### Extracted data
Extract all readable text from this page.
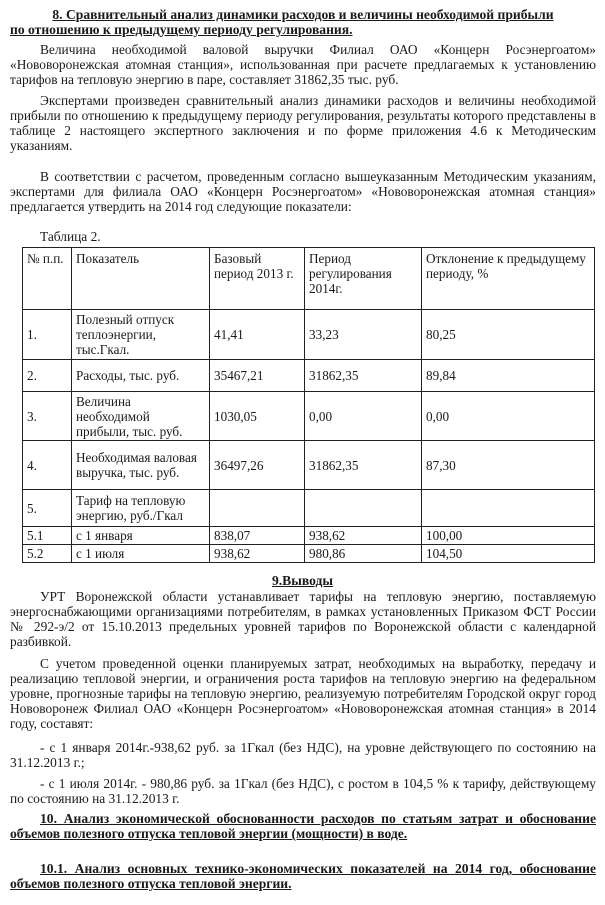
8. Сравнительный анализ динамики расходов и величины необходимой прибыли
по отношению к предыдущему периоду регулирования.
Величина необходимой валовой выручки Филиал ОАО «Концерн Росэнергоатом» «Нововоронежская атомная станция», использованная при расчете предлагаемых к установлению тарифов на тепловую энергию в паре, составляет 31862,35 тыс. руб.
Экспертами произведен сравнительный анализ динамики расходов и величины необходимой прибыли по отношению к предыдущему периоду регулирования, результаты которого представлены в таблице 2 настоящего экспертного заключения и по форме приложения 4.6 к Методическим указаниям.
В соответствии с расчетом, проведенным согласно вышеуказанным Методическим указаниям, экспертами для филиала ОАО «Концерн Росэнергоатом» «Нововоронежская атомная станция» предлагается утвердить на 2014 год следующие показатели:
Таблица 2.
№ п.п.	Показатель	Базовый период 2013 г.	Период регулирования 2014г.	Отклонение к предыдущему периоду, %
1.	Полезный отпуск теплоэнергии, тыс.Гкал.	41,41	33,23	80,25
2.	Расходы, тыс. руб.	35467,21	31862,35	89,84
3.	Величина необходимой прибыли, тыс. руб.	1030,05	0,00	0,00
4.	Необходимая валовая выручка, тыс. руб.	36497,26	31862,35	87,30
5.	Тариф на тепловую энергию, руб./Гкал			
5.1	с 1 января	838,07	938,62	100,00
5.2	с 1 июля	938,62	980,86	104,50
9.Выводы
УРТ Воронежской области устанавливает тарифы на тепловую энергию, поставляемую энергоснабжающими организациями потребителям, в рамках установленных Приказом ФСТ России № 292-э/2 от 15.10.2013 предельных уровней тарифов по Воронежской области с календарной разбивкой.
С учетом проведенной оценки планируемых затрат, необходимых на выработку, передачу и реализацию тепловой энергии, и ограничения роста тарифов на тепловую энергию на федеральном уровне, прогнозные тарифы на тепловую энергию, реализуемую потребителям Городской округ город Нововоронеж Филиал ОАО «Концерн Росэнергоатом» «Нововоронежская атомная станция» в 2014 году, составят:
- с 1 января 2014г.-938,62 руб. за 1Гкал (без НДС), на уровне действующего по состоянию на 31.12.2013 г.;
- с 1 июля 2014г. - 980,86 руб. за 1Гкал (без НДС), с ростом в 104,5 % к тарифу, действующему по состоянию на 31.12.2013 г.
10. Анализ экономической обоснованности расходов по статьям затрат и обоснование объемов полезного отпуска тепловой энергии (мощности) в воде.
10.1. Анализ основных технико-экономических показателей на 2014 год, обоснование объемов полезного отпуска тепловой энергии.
...
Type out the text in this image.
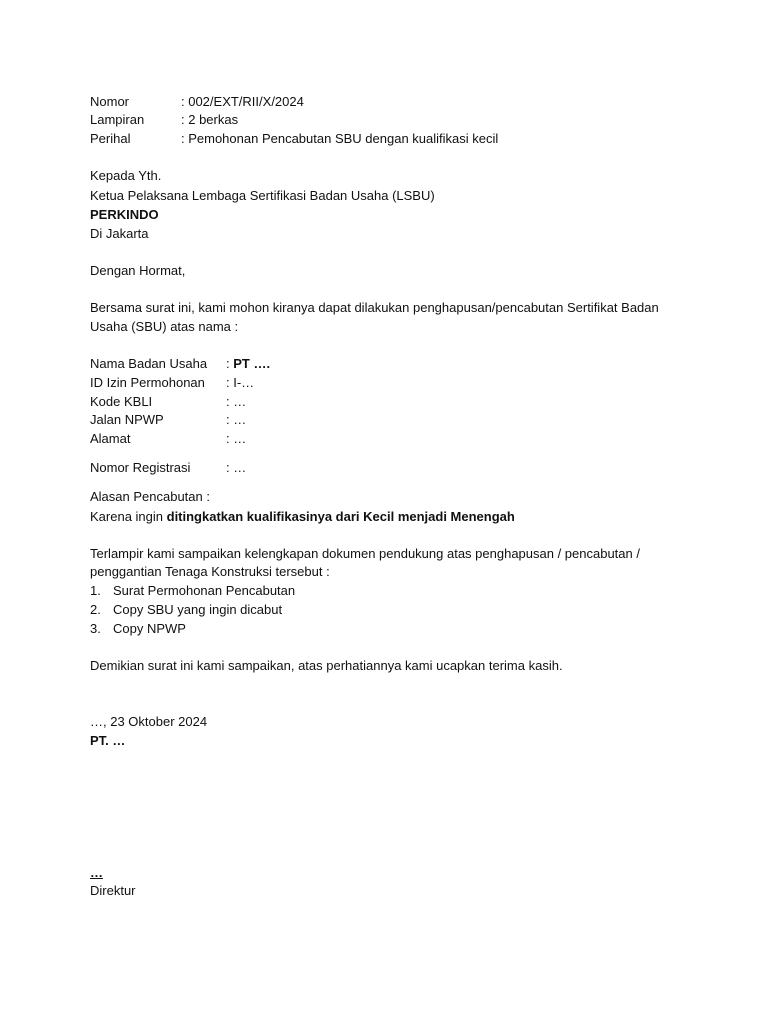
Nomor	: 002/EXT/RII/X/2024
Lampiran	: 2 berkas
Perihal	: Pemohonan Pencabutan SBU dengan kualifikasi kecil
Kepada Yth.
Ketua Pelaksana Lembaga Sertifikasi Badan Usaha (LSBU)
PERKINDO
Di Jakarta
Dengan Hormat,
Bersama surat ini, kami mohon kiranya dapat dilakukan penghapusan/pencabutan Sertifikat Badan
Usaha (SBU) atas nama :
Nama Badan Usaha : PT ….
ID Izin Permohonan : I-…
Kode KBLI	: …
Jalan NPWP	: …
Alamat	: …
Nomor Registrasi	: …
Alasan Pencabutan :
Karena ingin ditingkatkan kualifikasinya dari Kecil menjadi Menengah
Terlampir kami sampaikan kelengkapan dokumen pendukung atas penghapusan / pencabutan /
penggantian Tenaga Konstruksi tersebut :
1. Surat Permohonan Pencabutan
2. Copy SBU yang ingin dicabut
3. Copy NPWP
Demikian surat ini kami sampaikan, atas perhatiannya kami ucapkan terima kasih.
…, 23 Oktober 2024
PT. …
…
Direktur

### What you are asked to do
Go through the listing above and pull out each line containing the word "потребителям".

### Output below
УРТ Воронежской области устанавливает тарифы на тепловую энергию, поставляемую энергоснабжающими организациями потребителям, в рамках установленных Приказом ФСТ России № 292-э/2 от 15.10.2013 предельных уровней тарифов по Воронежской области с календарной разбивкой.
С учетом проведенной оценки планируемых затрат, необходимых на выработку, передачу и реализацию тепловой энергии, и ограничения роста тарифов на тепловую энергию на федеральном уровне, прогнозные тарифы на тепловую энергию, реализуемую потребителям Городской округ город Нововоронеж Филиал ОАО «Концерн Росэнергоатом» «Нововоронежская атомная станция» в 2014 году, составят:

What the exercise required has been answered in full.